> _PASSAGE SHOWN_
Mountain ash sawfly

Mountain ash sawfly - Larvae
  • Latin name: Pristiphora geniculata (Htg.)
  • French name: Tenthrède du sorbier
  • Order: Hymenoptera
  • Family: Tenthredinidae
Description

Distribution

Eastern Canada

Micro-habitat(s)

Leaf

Damage, symptoms and biology

As its name suggests, this exotic pest only attacks mountain ash. However, its larvae can cause rapid, severe defoliation that nonetheless rarely kills the host. The insects can produce two generations per year. The larvae, which change colour as they grow (initially pale yellow, later turning to yellow with black flecks), feed on the margins of leaves, which they later completely devour, except for the central veins. The young larvae are gregarious initially, but as they grow, they disperse throughout the tree crown. The damage they cause is concentrated in the summit of the crown, then spreads to the lower branches where it is usually more severe. The mountain ash, a common species in rural areas, is often grown as an ornamental tree because of its foliage, abundant fruit, and relatively small size.

> _RECORDS SUPPLIED_
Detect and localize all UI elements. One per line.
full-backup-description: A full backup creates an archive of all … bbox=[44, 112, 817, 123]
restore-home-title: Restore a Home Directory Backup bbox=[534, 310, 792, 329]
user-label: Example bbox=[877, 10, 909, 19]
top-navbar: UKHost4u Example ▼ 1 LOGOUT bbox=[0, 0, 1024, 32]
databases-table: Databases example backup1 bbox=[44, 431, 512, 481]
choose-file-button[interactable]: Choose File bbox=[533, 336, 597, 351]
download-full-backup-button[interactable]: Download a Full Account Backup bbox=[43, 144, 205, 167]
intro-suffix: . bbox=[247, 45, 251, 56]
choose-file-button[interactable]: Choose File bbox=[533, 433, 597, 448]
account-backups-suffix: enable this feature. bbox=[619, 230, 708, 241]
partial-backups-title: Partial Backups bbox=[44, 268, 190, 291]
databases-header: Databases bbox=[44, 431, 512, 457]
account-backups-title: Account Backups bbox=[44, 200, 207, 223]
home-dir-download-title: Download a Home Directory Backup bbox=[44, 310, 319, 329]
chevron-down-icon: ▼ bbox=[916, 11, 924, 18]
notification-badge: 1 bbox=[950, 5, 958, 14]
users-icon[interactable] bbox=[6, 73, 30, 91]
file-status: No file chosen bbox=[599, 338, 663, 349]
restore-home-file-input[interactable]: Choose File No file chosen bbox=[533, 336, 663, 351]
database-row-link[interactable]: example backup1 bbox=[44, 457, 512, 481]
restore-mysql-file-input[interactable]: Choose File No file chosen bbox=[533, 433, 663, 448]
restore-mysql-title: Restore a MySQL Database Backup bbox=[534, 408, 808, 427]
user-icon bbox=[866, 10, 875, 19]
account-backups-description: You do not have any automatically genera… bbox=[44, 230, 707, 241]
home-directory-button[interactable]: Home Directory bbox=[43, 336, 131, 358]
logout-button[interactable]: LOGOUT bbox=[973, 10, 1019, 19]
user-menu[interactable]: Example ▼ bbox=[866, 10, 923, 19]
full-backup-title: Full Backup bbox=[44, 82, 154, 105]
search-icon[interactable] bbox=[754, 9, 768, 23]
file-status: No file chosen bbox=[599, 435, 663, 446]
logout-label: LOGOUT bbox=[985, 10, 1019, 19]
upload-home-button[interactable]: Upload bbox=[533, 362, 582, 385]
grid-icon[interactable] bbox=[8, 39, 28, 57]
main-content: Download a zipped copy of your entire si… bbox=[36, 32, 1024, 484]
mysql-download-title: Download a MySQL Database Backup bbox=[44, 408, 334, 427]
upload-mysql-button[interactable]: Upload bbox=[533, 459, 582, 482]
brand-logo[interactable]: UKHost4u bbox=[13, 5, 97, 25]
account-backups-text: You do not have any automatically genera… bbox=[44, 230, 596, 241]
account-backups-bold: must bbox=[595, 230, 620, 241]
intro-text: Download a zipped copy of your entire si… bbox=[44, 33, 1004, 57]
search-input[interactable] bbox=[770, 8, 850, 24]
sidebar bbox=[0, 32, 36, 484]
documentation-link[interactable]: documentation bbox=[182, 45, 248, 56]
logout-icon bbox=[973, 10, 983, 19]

> _WHAT TO DO_
[A] Please repeat the sawfly fact sheet's text verbatim, everything from "As its name" down to "relatively small size.".
[B] List every identification entry that appears as a bullet point in the sawfly fact sheet, with its value.
[C] According to the sawfly fact sheet, where on the tree is the larval damage usually more severe?

> _TASK-BY-TASK ANSWERS_
[A]
As its name suggests, this exotic pest only attacks mountain ash. However, its larvae can cause rapid, severe defoliation that nonetheless rarely kills the host. The insects can produce two generations per year. The larvae, which change colour as they grow (initially pale yellow, later turning to yellow with black flecks), feed on the margins of leaves, which they later completely devour, except for the central veins. The young larvae are gregarious initially, but as they grow, they disperse throughout the tree crown. The damage they cause is concentrated in the summit of the crown, then spreads to the lower branches where it is usually more severe. The mountain ash, a common species in rural areas, is often grown as an ornamental tree because of its foliage, abundant fruit, and relatively small size.

[B]
Latin name: Pristiphora geniculata (Htg.)
French name: Tenthrède du sorbier
Order: Hymenoptera
Family: Tenthredinidae

[C] On the lower branches.